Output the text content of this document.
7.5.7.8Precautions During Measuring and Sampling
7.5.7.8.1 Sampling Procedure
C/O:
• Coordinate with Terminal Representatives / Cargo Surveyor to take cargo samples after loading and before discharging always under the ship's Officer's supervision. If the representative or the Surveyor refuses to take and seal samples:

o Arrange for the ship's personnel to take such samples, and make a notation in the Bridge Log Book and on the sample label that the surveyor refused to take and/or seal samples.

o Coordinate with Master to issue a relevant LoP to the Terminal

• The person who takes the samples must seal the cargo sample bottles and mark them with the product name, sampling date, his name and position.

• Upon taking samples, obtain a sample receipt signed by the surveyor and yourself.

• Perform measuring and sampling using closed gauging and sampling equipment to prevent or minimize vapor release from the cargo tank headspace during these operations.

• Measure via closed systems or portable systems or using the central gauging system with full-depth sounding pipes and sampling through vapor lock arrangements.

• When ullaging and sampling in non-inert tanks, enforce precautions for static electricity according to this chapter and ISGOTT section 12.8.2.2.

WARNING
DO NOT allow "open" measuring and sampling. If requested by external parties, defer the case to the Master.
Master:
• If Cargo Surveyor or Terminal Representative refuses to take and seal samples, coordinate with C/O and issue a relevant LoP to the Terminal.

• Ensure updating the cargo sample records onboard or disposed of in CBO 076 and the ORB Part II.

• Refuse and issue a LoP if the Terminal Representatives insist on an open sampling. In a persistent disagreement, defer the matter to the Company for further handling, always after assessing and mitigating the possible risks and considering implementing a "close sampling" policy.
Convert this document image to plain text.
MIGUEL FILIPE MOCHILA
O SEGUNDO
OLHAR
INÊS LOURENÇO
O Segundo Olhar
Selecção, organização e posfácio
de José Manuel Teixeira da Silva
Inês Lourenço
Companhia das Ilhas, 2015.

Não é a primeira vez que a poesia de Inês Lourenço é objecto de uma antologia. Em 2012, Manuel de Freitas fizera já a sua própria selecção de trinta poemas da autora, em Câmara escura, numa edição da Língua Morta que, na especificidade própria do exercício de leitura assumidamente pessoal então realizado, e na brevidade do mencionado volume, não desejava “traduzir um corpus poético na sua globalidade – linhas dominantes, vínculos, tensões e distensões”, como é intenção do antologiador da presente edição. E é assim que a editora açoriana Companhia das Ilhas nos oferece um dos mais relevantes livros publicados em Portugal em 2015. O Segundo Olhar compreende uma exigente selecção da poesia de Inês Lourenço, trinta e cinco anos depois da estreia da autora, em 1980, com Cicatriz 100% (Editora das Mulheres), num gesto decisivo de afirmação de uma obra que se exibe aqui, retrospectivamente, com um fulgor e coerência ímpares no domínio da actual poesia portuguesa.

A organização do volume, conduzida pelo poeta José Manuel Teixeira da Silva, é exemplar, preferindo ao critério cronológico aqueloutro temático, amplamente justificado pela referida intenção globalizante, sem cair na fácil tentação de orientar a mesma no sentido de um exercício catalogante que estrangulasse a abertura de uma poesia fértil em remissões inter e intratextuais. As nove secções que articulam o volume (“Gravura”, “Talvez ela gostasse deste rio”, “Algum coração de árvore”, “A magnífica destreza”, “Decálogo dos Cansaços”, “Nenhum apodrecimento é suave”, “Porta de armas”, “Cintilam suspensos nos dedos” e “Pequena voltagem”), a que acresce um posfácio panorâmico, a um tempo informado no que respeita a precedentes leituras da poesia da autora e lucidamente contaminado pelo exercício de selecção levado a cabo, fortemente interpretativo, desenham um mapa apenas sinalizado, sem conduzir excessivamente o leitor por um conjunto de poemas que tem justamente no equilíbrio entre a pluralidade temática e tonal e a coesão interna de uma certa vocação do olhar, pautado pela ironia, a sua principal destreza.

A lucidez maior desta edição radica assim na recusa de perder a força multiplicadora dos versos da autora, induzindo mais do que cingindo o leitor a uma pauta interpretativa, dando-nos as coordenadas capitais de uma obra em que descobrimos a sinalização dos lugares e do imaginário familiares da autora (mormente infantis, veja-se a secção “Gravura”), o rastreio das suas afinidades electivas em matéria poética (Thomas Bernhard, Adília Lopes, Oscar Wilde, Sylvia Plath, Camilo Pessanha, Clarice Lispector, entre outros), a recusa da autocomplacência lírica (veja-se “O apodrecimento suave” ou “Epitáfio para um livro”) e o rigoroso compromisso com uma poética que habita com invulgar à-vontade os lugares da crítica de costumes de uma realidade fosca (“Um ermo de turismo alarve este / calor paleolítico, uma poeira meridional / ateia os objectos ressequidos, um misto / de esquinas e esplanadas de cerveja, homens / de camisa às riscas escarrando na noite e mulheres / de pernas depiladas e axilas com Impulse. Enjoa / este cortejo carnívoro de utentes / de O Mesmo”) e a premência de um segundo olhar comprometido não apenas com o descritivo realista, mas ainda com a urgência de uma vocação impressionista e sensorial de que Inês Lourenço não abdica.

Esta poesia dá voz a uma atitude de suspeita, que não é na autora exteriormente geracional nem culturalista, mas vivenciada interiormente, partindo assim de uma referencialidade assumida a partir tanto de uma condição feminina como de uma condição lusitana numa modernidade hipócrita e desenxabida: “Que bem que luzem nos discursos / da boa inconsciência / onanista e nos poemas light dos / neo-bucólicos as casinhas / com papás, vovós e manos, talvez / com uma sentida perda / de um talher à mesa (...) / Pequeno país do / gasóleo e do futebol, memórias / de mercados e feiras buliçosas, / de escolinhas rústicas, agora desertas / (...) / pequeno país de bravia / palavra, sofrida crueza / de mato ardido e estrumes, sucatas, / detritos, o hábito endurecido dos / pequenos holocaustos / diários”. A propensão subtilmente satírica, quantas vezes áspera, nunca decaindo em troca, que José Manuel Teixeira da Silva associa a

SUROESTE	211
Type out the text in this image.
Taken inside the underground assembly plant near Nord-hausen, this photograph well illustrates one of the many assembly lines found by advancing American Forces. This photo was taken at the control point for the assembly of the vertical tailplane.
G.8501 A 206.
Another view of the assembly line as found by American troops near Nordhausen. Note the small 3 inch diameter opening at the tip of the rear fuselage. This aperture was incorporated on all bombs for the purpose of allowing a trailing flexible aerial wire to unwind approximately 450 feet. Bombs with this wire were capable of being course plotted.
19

GOAL
Every entry should be output exactly as written, please.

TASK OUTPUT
Output the text content of this document.
7.5.7.8Precautions During Measuring and Sampling
7.5.7.8.1 Sampling Procedure
C/O:
• Coordinate with Terminal Representatives / Cargo Surveyor to take cargo samples after loading and before discharging always under the ship's Officer's supervision. If the representative or the Surveyor refuses to take and seal samples:

o Arrange for the ship's personnel to take such samples, and make a notation in the Bridge Log Book and on the sample label that the surveyor refused to take and/or seal samples.

o Coordinate with Master to issue a relevant LoP to the Terminal

• The person who takes the samples must seal the cargo sample bottles and mark them with the product name, sampling date, his name and position.

• Upon taking samples, obtain a sample receipt signed by the surveyor and yourself.

• Perform measuring and sampling using closed gauging and sampling equipment to prevent or minimize vapor release from the cargo tank headspace during these operations.

• Measure via closed systems or portable systems or using the central gauging system with full-depth sounding pipes and sampling through vapor lock arrangements.

• When ullaging and sampling in non-inert tanks, enforce precautions for static electricity according to this chapter and ISGOTT section 12.8.2.2.

WARNING
DO NOT allow "open" measuring and sampling. If requested by external parties, defer the case to the Master.
Master:
• If Cargo Surveyor or Terminal Representative refuses to take and seal samples, coordinate with C/O and issue a relevant LoP to the Terminal.

• Ensure updating the cargo sample records onboard or disposed of in CBO 076 and the ORB Part II.

• Refuse and issue a LoP if the Terminal Representatives insist on an open sampling. In a persistent disagreement, defer the matter to the Company for further handling, always after assessing and mitigating the possible risks and considering implementing a "close sampling" policy.
Convert this document image to plain text.
MIGUEL FILIPE MOCHILA
O SEGUNDO
OLHAR
INÊS LOURENÇO
O Segundo Olhar
Selecção, organização e posfácio
de José Manuel Teixeira da Silva
Inês Lourenço
Companhia das Ilhas, 2015.

Não é a primeira vez que a poesia de Inês Lourenço é objecto de uma antologia. Em 2012, Manuel de Freitas fizera já a sua própria selecção de trinta poemas da autora, em Câmara escura, numa edição da Língua Morta que, na especificidade própria do exercício de leitura assumidamente pessoal então realizado, e na brevidade do mencionado volume, não desejava “traduzir um corpus poético na sua globalidade – linhas dominantes, vínculos, tensões e distensões”, como é intenção do antologiador da presente edição. E é assim que a editora açoriana Companhia das Ilhas nos oferece um dos mais relevantes livros publicados em Portugal em 2015. O Segundo Olhar compreende uma exigente selecção da poesia de Inês Lourenço, trinta e cinco anos depois da estreia da autora, em 1980, com Cicatriz 100% (Editora das Mulheres), num gesto decisivo de afirmação de uma obra que se exibe aqui, retrospectivamente, com um fulgor e coerência ímpares no domínio da actual poesia portuguesa.

A organização do volume, conduzida pelo poeta José Manuel Teixeira da Silva, é exemplar, preferindo ao critério cronológico aqueloutro temático, amplamente justificado pela referida intenção globalizante, sem cair na fácil tentação de orientar a mesma no sentido de um exercício catalogante que estrangulasse a abertura de uma poesia fértil em remissões inter e intratextuais. As nove secções que articulam o volume (“Gravura”, “Talvez ela gostasse deste rio”, “Algum coração de árvore”, “A magnífica destreza”, “Decálogo dos Cansaços”, “Nenhum apodrecimento é suave”, “Porta de armas”, “Cintilam suspensos nos dedos” e “Pequena voltagem”), a que acresce um posfácio panorâmico, a um tempo informado no que respeita a precedentes leituras da poesia da autora e lucidamente contaminado pelo exercício de selecção levado a cabo, fortemente interpretativo, desenham um mapa apenas sinalizado, sem conduzir excessivamente o leitor por um conjunto de poemas que tem justamente no equilíbrio entre a pluralidade temática e tonal e a coesão interna de uma certa vocação do olhar, pautado pela ironia, a sua principal destreza.

A lucidez maior desta edição radica assim na recusa de perder a força multiplicadora dos versos da autora, induzindo mais do que cingindo o leitor a uma pauta interpretativa, dando-nos as coordenadas capitais de uma obra em que descobrimos a sinalização dos lugares e do imaginário familiares da autora (mormente infantis, veja-se a secção “Gravura”), o rastreio das suas afinidades electivas em matéria poética (Thomas Bernhard, Adília Lopes, Oscar Wilde, Sylvia Plath, Camilo Pessanha, Clarice Lispector, entre outros), a recusa da autocomplacência lírica (veja-se “O apodrecimento suave” ou “Epitáfio para um livro”) e o rigoroso compromisso com uma poética que habita com invulgar à-vontade os lugares da crítica de costumes de uma realidade fosca (“Um ermo de turismo alarve este / calor paleolítico, uma poeira meridional / ateia os objectos ressequidos, um misto / de esquinas e esplanadas de cerveja, homens / de camisa às riscas escarrando na noite e mulheres / de pernas depiladas e axilas com Impulse. Enjoa / este cortejo carnívoro de utentes / de O Mesmo”) e a premência de um segundo olhar comprometido não apenas com o descritivo realista, mas ainda com a urgência de uma vocação impressionista e sensorial de que Inês Lourenço não abdica.

Esta poesia dá voz a uma atitude de suspeita, que não é na autora exteriormente geracional nem culturalista, mas vivenciada interiormente, partindo assim de uma referencialidade assumida a partir tanto de uma condição feminina como de uma condição lusitana numa modernidade hipócrita e desenxabida: “Que bem que luzem nos discursos / da boa inconsciência / onanista e nos poemas light dos / neo-bucólicos as casinhas / com papás, vovós e manos, talvez / com uma sentida perda / de um talher à mesa (...) / Pequeno país do / gasóleo e do futebol, memórias / de mercados e feiras buliçosas, / de escolinhas rústicas, agora desertas / (...) / pequeno país de bravia / palavra, sofrida crueza / de mato ardido e estrumes, sucatas, / detritos, o hábito endurecido dos / pequenos holocaustos / diários”. A propensão subtilmente satírica, quantas vezes áspera, nunca decaindo em troca, que José Manuel Teixeira da Silva associa a

SUROESTE	211
Type out the text in this image.
Taken inside the underground assembly plant near Nord-hausen, this photograph well illustrates one of the many assembly lines found by advancing American Forces. This photo was taken at the control point for the assembly of the vertical tailplane.
G.8501 A 206.
Another view of the assembly line as found by American troops near Nordhausen. Note the small 3 inch diameter opening at the tip of the rear fuselage. This aperture was incorporated on all bombs for the purpose of allowing a trailing flexible aerial wire to unwind approximately 450 feet. Bombs with this wire were capable of being course plotted.
19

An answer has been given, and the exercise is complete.